## Start Data for processing
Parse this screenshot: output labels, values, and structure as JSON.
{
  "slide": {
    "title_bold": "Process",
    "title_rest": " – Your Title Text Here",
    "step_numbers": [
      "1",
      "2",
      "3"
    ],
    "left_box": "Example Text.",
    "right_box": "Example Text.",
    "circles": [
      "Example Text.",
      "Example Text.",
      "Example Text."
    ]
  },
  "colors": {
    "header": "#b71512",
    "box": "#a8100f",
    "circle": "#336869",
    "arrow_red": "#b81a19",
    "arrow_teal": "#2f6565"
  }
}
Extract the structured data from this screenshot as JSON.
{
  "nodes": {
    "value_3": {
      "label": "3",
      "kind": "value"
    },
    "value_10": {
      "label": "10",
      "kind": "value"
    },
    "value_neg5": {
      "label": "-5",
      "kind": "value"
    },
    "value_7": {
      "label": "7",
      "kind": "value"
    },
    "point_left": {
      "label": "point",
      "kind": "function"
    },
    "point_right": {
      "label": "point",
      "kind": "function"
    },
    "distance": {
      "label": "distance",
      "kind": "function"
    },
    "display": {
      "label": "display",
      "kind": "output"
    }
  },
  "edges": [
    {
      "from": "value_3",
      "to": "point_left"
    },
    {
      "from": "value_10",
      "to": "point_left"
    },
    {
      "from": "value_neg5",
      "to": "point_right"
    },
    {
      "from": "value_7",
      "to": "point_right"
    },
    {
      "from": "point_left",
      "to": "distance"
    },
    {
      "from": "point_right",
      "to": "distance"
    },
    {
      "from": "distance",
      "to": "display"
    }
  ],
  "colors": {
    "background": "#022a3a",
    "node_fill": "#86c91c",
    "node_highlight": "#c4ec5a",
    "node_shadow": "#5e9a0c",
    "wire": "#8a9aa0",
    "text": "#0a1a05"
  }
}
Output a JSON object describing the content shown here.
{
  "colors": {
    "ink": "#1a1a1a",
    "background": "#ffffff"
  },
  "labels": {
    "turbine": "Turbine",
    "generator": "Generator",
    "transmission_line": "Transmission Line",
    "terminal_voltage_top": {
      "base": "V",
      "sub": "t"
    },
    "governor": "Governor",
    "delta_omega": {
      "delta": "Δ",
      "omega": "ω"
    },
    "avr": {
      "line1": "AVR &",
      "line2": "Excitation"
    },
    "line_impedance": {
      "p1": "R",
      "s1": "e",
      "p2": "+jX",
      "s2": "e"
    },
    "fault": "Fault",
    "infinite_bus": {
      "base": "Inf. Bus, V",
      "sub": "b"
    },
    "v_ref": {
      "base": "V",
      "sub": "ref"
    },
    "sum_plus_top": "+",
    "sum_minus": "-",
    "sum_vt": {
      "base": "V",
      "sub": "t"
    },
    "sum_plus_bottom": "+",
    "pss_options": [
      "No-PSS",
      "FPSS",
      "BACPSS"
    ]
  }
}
## End Data for processing
## Start Data for processing
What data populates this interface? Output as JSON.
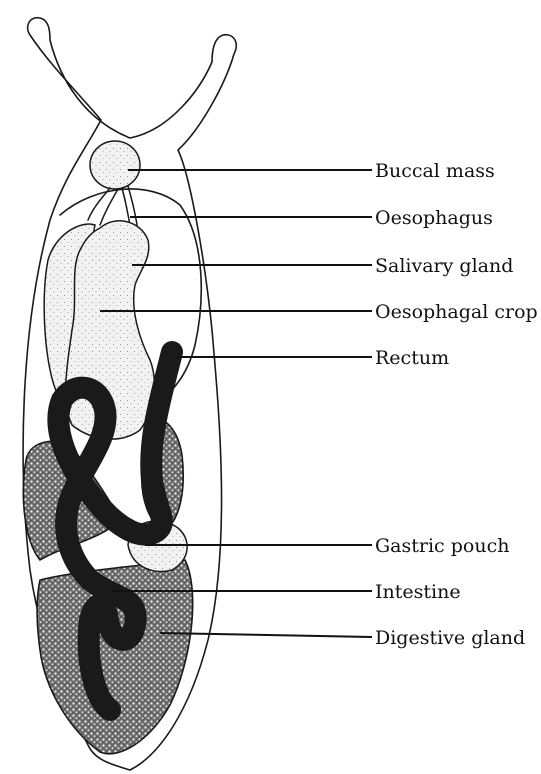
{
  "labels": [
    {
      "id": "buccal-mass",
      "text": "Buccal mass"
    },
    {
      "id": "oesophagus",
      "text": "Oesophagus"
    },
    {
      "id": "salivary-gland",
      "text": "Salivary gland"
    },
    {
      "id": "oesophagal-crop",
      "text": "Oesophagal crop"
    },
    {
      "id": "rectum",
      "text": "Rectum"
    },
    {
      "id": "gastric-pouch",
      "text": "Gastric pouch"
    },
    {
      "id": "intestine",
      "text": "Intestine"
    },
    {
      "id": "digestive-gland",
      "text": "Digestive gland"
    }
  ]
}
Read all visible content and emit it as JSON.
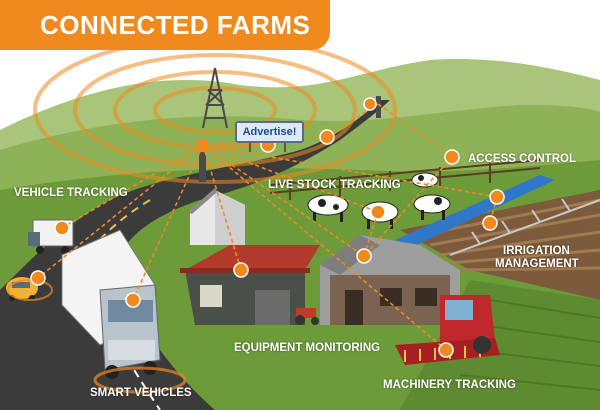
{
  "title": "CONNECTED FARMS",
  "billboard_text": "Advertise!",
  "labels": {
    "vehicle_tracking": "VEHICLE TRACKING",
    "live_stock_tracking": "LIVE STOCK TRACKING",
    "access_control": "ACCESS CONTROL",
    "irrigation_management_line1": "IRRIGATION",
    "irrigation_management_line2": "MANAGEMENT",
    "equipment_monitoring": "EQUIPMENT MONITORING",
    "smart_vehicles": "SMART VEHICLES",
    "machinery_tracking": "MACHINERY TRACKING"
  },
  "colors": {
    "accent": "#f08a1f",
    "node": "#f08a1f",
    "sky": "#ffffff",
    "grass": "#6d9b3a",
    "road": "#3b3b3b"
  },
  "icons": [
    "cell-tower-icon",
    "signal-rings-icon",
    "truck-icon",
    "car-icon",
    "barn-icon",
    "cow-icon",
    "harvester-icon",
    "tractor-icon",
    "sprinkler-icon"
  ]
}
## End Data for processing
-- Task objective --
Show the lines of the records that include the string "gland".

-- Reply to the task --
      "id": "salivary-gland",
      "text": "Salivary gland"
      "id": "digestive-gland",
      "text": "Digestive gland"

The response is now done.